Data excerpts
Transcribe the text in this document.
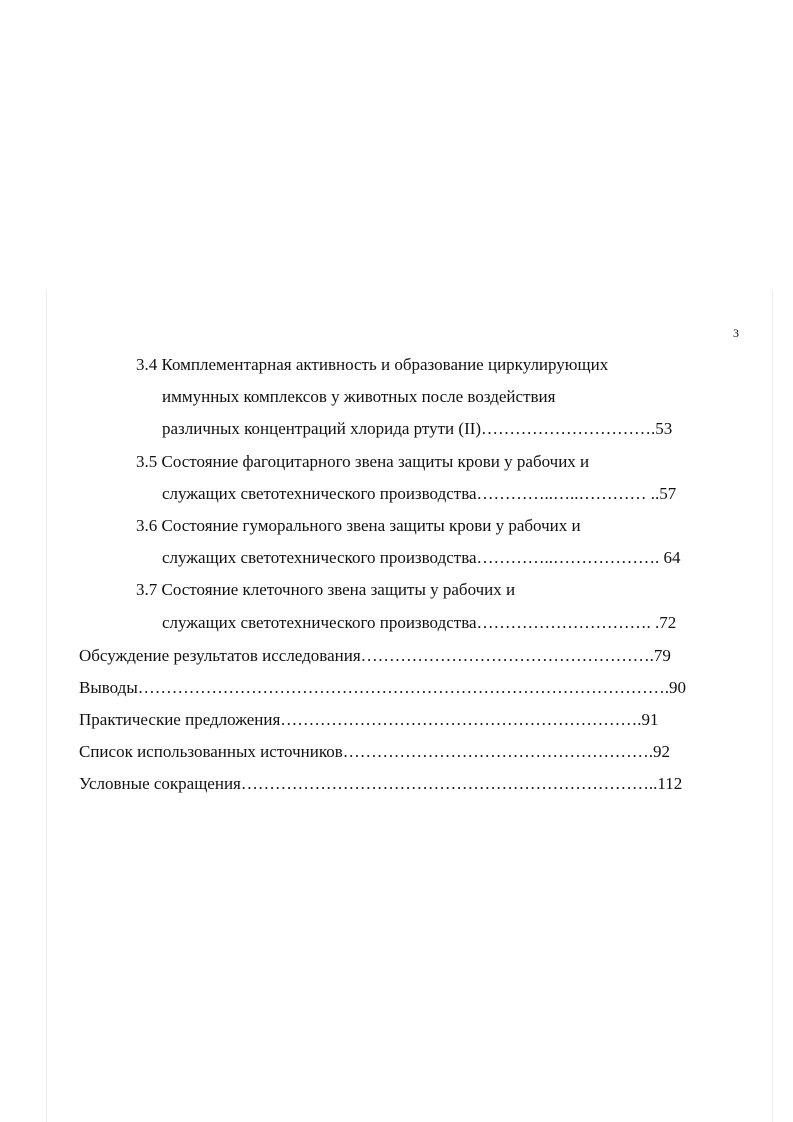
3
3.4 Комплементарная активность и образование циркулирующих
иммунных комплексов у животных после воздействия
различных концентраций хлорида ртути (II)………………………….53
3.5 Состояние фагоцитарного звена защиты крови у рабочих и
служащих светотехнического производства…………..…..………… ..57
3.6 Состояние гуморального звена защиты крови у рабочих и
служащих светотехнического производства…………..………………. 64
3.7 Состояние клеточного звена защиты у рабочих и
служащих светотехнического производства…………………………. .72
Обсуждение результатов исследования…………………………………………….79
Выводы………………………………………………………………………………….90
Практические предложения……………………………………………………….91
Список использованных источников……………………………………………….92
Условные сокращения………………………………………………………………..112
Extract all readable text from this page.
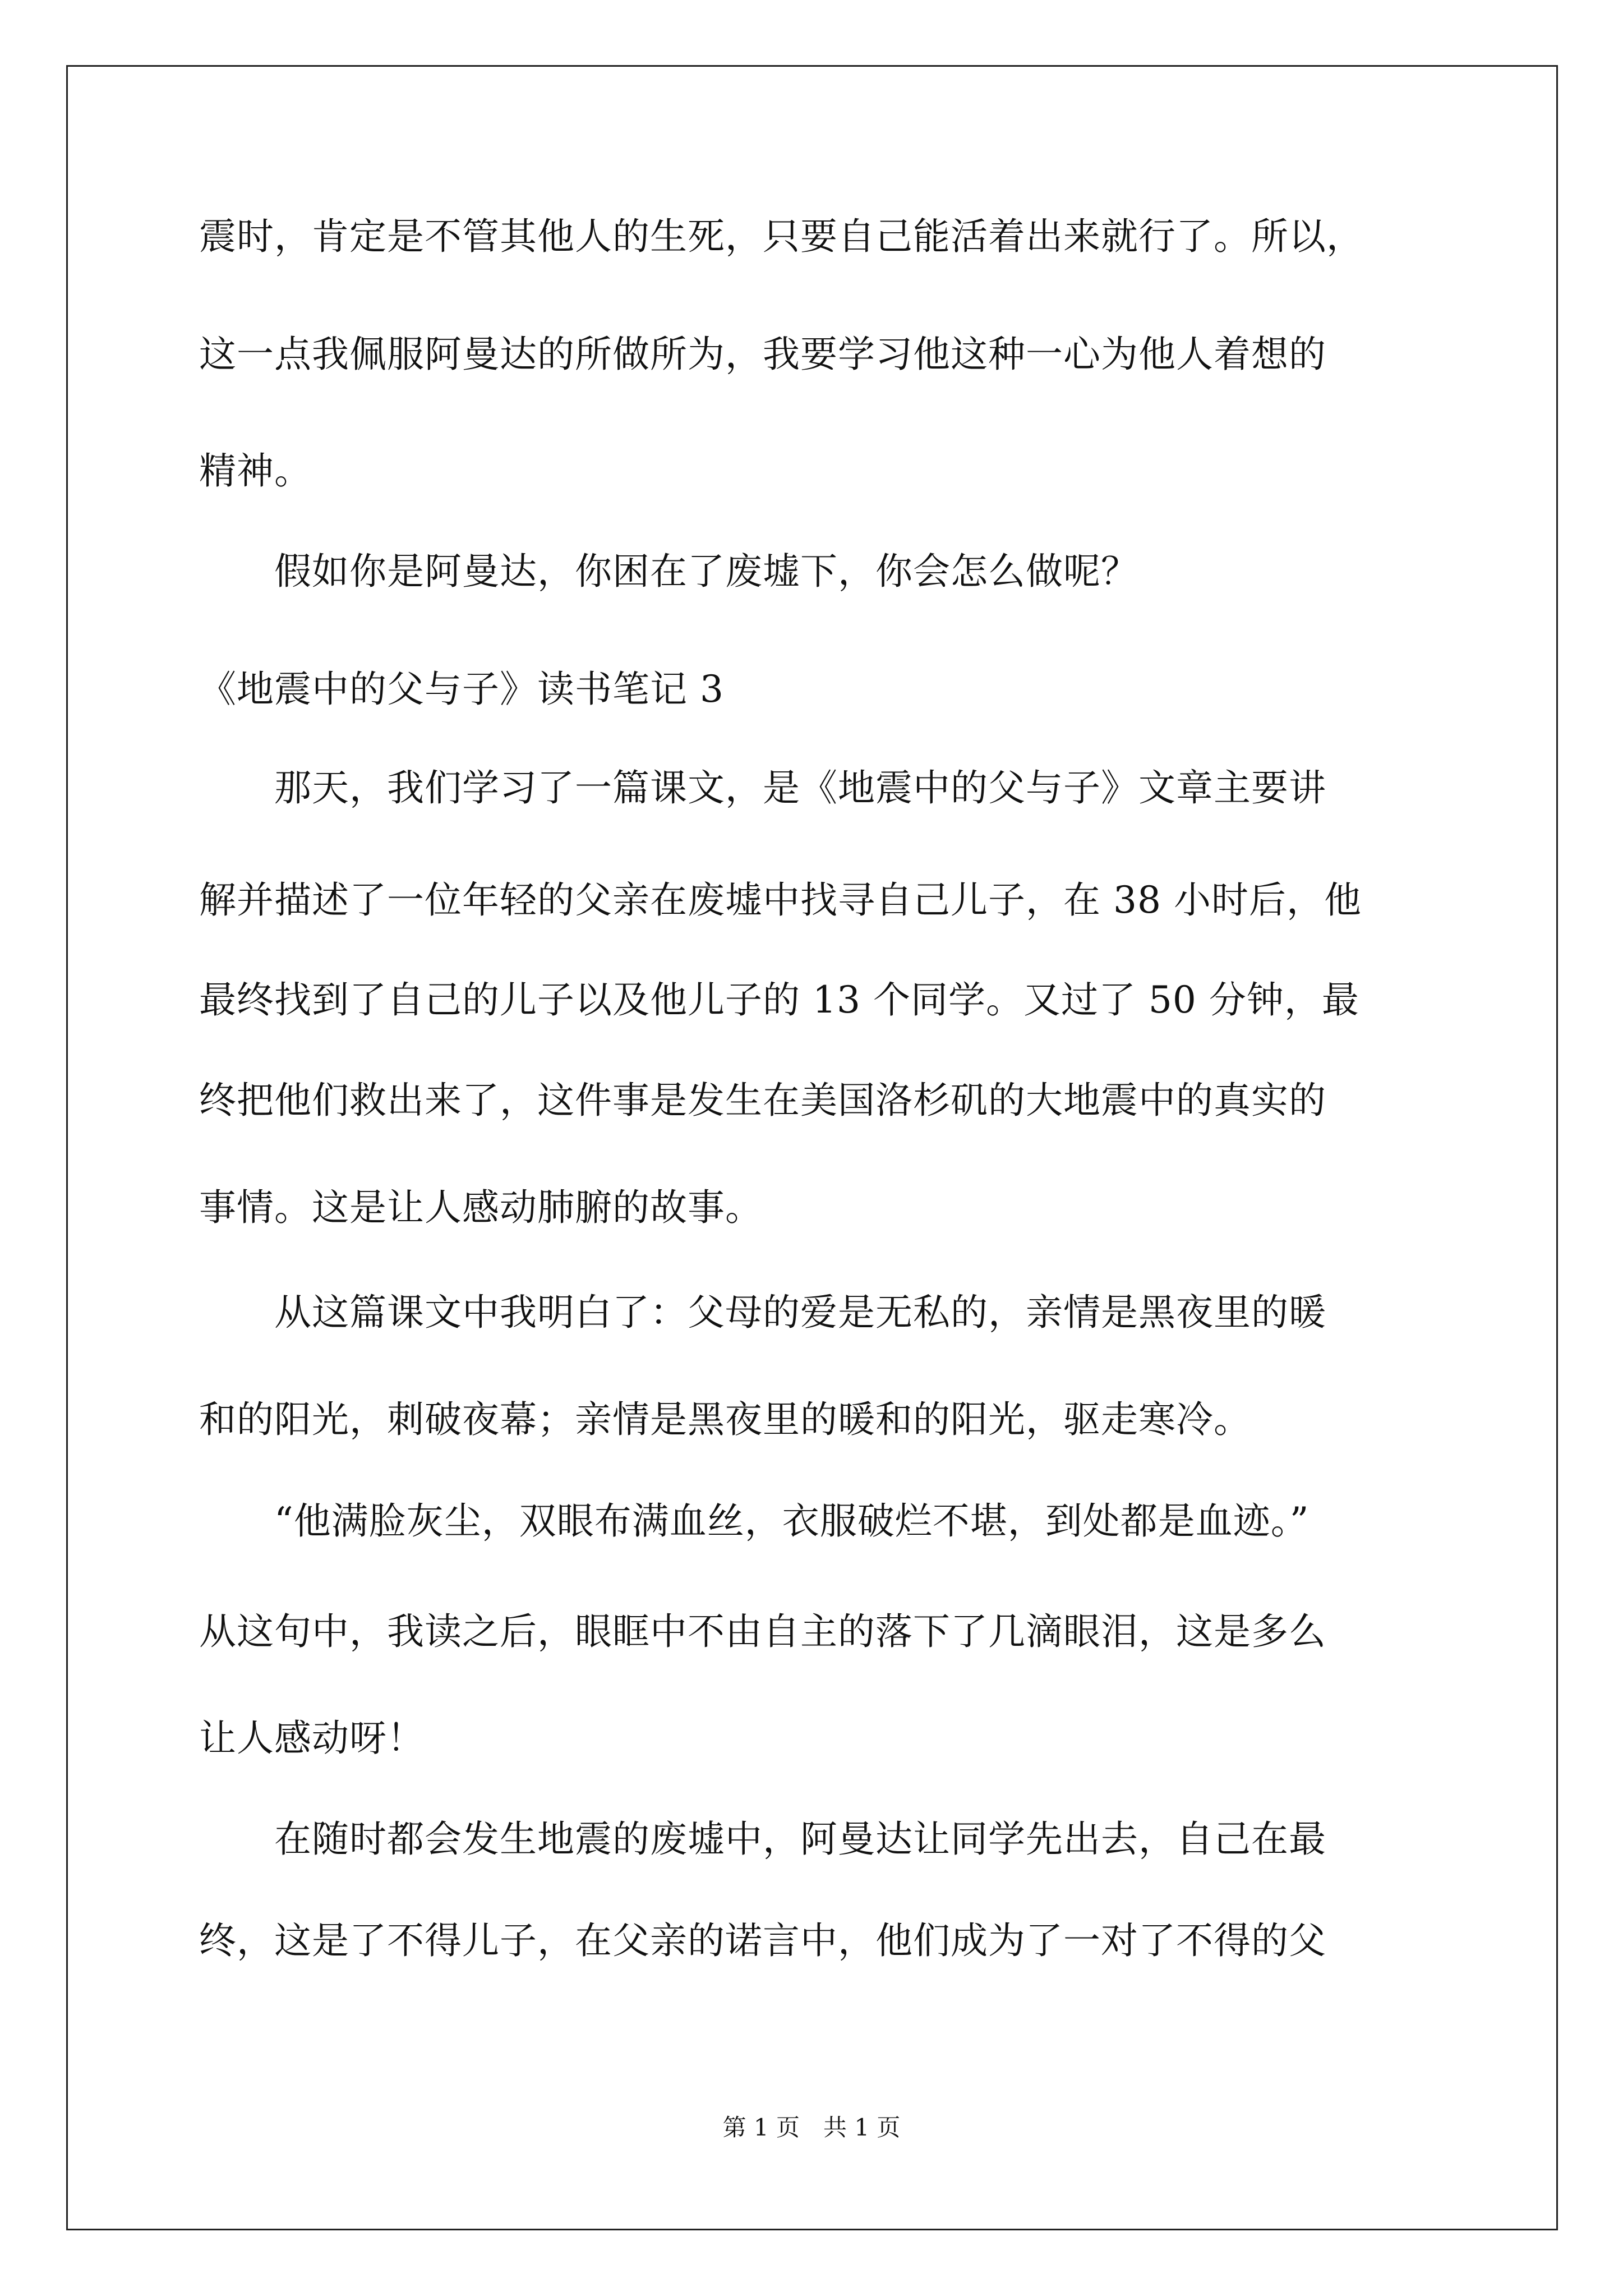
震时，肯定是不管其他人的生死，只要自己能活着出来就行了。所以，
这一点我佩服阿曼达的所做所为，我要学习他这种一心为他人着想的
精神。
　　假如你是阿曼达，你困在了废墟下，你会怎么做呢？
《地震中的父与子》读书笔记 3
　　那天，我们学习了一篇课文，是《地震中的父与子》文章主要讲
解并描述了一位年轻的父亲在废墟中找寻自己儿子，在 38 小时后，他
最终找到了自己的儿子以及他儿子的 13 个同学。又过了 50 分钟，最
终把他们救出来了，这件事是发生在美国洛杉矶的大地震中的真实的
事情。这是让人感动肺腑的故事。
　　从这篇课文中我明白了：父母的爱是无私的，亲情是黑夜里的暖
和的阳光，刺破夜幕；亲情是黑夜里的暖和的阳光，驱走寒冷。
　　“他满脸灰尘，双眼布满血丝，衣服破烂不堪，到处都是血迹。”
从这句中，我读之后，眼眶中不由自主的落下了几滴眼泪，这是多么
让人感动呀！
　　在随时都会发生地震的废墟中，阿曼达让同学先出去，自己在最
终，这是了不得儿子，在父亲的诺言中，他们成为了一对了不得的父
第 1 页　共 1 页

-- Task prompt --
Which lines above contain the word "светотехнического"? Copy each of them.

-- Solved problem --
служащих светотехнического производства…………..…..………… ..57
служащих светотехнического производства…………..………………. 64
служащих светотехнического производства…………………………. .72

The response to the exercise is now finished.